*TASK PROMPT*
Identify the lines that include the word "Choose", then copy all of them.

*DATASET EXTRACT*
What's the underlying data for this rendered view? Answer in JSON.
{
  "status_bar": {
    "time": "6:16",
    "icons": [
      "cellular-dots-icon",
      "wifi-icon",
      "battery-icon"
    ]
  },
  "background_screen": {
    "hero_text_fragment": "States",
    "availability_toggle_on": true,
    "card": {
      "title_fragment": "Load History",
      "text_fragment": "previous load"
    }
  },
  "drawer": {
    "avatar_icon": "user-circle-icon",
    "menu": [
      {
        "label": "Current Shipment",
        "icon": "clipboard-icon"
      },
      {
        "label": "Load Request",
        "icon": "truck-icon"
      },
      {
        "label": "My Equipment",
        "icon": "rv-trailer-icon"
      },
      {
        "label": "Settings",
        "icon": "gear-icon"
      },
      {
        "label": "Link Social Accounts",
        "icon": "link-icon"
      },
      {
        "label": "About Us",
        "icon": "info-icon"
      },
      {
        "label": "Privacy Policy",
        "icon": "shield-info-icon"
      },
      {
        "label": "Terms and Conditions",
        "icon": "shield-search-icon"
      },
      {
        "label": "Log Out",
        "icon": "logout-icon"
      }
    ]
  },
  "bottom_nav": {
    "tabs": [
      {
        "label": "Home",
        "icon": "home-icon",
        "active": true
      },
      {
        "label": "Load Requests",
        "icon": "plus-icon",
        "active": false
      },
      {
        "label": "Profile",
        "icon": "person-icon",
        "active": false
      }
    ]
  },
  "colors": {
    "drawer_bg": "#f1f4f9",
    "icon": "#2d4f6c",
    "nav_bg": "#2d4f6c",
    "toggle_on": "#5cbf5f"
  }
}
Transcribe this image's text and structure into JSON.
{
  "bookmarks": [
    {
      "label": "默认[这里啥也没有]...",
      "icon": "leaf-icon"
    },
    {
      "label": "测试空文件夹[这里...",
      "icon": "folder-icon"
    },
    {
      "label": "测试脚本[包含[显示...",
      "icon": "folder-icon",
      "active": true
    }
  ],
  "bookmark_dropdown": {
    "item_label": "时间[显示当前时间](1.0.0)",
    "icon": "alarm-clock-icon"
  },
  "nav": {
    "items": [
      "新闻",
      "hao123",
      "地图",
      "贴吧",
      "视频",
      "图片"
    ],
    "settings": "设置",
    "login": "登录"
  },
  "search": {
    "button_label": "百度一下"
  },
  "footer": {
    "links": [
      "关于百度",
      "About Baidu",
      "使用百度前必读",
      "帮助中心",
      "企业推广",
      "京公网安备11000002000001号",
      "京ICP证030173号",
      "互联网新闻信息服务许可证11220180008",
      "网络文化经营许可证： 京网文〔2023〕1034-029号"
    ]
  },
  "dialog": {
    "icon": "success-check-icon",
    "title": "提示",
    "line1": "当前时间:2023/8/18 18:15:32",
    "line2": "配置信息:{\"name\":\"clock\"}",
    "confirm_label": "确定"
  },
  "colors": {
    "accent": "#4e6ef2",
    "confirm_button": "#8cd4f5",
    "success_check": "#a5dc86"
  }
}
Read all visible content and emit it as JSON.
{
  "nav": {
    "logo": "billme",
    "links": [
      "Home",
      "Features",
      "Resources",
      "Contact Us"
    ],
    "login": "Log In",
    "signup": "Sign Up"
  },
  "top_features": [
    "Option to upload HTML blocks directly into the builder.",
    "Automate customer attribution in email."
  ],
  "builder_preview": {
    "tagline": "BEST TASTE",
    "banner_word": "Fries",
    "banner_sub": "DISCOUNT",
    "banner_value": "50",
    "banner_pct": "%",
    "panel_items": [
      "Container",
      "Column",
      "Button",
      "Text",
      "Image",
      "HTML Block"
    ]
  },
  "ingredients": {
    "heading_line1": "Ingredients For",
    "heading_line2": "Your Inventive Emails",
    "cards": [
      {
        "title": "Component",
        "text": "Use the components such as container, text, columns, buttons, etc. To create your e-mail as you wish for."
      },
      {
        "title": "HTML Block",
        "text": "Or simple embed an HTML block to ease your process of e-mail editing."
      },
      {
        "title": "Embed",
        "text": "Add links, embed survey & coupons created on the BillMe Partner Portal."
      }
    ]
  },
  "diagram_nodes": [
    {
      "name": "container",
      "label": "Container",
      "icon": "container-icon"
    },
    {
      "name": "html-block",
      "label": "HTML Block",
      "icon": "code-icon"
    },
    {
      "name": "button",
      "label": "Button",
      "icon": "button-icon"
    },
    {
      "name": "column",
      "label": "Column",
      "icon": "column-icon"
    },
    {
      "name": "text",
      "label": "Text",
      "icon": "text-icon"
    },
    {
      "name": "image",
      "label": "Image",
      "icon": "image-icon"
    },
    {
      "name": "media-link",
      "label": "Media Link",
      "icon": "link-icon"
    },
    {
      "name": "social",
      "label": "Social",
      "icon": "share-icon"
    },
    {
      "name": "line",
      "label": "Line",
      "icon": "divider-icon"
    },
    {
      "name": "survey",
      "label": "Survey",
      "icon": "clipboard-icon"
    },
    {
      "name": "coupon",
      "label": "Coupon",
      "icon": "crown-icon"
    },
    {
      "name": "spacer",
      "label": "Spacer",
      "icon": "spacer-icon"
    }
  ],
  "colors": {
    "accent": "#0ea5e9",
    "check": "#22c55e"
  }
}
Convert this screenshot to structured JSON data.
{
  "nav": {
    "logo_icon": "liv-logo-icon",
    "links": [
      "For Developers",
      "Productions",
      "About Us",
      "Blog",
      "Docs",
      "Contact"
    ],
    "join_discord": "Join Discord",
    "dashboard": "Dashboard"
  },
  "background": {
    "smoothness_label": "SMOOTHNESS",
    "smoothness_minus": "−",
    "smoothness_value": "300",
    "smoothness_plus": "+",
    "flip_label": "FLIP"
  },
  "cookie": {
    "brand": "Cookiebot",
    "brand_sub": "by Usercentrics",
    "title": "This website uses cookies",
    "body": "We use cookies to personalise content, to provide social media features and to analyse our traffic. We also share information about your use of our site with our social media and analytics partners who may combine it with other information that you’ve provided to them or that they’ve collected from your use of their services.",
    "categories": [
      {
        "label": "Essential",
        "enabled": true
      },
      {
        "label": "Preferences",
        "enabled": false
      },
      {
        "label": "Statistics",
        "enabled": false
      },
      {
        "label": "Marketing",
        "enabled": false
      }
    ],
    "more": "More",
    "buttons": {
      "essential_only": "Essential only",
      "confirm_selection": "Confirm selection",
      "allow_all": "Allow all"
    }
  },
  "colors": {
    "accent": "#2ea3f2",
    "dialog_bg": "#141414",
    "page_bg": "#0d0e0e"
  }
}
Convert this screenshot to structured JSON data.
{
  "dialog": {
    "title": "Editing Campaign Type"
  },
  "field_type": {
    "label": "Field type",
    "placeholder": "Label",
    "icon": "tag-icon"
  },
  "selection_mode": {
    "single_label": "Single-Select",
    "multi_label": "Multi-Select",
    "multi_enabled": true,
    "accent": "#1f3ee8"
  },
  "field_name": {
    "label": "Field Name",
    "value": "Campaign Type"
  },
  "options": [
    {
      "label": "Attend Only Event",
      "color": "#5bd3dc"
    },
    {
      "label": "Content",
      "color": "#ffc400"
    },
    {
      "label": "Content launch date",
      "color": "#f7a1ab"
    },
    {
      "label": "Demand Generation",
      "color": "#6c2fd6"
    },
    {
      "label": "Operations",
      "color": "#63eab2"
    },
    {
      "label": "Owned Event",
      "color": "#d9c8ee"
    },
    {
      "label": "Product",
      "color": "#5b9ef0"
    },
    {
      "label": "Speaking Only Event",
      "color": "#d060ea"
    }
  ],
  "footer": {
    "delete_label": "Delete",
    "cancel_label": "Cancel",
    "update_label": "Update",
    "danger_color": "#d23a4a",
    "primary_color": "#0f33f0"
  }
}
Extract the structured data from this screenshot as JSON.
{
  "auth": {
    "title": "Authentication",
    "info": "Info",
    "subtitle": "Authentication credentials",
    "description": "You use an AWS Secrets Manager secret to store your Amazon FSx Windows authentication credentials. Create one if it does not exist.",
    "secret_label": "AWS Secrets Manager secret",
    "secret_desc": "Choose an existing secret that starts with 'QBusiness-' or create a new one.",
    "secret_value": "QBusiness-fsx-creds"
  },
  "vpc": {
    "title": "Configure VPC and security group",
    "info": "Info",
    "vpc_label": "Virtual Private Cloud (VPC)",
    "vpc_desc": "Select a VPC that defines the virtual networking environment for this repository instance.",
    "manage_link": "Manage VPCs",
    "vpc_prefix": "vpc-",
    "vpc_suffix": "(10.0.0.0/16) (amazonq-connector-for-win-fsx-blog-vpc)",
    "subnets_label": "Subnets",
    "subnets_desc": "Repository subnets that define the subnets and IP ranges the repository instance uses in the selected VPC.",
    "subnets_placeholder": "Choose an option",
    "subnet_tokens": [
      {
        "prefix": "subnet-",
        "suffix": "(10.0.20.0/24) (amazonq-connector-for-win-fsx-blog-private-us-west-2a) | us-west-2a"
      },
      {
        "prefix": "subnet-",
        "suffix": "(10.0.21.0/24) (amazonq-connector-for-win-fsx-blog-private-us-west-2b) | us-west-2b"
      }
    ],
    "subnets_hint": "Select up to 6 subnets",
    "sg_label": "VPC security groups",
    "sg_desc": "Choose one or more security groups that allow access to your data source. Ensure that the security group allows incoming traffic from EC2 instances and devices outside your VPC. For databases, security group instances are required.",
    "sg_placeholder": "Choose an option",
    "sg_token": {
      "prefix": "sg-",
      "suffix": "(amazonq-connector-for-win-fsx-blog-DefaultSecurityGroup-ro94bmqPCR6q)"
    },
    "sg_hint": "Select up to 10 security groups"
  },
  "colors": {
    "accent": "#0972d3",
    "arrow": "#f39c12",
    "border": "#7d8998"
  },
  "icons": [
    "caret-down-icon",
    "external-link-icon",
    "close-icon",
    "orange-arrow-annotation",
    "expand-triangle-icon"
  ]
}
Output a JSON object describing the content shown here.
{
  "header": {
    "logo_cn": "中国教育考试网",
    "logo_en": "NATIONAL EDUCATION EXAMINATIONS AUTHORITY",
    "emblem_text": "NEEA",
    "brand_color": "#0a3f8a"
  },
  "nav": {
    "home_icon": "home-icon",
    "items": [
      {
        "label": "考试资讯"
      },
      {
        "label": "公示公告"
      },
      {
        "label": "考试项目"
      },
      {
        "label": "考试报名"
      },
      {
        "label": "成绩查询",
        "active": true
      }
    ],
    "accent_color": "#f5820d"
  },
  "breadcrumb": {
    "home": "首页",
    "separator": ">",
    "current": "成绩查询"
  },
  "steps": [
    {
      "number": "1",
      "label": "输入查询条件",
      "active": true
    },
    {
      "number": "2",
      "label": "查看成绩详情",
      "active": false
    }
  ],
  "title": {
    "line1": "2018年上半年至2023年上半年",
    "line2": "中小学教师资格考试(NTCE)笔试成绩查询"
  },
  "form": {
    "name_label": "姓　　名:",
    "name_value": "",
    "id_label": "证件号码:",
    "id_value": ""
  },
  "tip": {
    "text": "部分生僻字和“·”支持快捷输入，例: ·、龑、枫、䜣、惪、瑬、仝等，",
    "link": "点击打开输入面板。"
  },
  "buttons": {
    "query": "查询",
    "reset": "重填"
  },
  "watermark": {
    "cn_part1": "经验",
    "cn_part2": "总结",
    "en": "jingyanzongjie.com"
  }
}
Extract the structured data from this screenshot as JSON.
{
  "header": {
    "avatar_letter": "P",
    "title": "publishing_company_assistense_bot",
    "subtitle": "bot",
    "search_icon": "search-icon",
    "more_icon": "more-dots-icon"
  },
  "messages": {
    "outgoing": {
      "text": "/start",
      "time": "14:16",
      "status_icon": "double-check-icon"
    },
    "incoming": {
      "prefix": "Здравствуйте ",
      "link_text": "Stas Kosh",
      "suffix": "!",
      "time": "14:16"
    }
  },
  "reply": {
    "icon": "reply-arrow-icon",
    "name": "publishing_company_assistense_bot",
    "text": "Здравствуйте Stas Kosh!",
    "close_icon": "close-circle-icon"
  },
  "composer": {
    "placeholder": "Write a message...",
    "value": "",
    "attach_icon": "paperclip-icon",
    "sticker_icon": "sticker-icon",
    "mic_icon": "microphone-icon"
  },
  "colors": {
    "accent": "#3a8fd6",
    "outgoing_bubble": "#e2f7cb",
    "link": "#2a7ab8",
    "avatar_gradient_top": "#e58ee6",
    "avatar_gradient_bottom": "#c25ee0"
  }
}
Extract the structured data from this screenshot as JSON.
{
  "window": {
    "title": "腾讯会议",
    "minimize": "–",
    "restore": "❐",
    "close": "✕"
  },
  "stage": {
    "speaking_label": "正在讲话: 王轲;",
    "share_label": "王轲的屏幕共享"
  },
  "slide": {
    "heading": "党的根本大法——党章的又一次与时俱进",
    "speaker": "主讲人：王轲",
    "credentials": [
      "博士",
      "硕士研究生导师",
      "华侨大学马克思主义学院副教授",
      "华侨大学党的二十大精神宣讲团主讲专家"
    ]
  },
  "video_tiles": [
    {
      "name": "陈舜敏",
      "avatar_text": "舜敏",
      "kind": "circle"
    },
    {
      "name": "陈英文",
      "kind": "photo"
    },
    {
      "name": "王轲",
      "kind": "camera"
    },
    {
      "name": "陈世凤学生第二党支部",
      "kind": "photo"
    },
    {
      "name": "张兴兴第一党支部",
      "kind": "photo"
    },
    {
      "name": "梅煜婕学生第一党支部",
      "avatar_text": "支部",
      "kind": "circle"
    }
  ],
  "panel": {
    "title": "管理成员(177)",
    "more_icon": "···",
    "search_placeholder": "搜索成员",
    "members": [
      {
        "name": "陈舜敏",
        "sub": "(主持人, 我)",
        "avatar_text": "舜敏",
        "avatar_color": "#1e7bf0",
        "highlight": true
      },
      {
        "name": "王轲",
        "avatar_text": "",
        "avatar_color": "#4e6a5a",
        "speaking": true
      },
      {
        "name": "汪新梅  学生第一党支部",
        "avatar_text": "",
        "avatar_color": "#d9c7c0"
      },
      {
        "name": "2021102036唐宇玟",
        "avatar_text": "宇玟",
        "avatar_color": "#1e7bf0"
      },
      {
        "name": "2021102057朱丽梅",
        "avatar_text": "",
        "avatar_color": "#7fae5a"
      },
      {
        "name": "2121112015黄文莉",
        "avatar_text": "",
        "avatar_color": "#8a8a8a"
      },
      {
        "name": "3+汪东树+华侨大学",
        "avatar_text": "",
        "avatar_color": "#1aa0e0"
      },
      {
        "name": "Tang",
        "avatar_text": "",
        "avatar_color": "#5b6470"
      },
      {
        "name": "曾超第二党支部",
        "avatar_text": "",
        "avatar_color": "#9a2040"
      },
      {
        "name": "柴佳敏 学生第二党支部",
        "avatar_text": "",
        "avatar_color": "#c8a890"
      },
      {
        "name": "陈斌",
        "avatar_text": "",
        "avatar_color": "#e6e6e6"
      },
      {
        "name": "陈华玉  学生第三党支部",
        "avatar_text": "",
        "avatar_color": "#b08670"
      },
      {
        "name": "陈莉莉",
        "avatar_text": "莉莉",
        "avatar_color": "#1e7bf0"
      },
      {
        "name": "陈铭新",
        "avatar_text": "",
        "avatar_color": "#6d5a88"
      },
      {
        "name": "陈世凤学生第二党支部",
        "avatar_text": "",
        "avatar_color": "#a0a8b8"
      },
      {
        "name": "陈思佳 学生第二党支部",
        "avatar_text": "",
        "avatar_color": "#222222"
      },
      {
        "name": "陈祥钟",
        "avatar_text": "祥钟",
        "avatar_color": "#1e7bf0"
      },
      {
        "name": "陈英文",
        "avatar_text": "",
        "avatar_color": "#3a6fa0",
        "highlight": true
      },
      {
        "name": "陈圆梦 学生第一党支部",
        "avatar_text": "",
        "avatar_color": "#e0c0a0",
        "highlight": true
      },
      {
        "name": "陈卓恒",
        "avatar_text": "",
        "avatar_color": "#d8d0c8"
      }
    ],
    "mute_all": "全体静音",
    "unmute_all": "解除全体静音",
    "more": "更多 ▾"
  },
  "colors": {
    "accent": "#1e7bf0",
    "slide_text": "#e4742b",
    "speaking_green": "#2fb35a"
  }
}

*ANSWER TO THE TASK*
    "secret_desc": "Choose an existing secret that starts with 'QBusiness-' or create a new one.",
    "subnets_placeholder": "Choose an option",
    "sg_desc": "Choose one or more security groups that allow access to your data source. Ensure that the security group allows incoming traffic from EC2 instances and devices outside your VPC. For databases, security group instances are required.",
    "sg_placeholder": "Choose an option",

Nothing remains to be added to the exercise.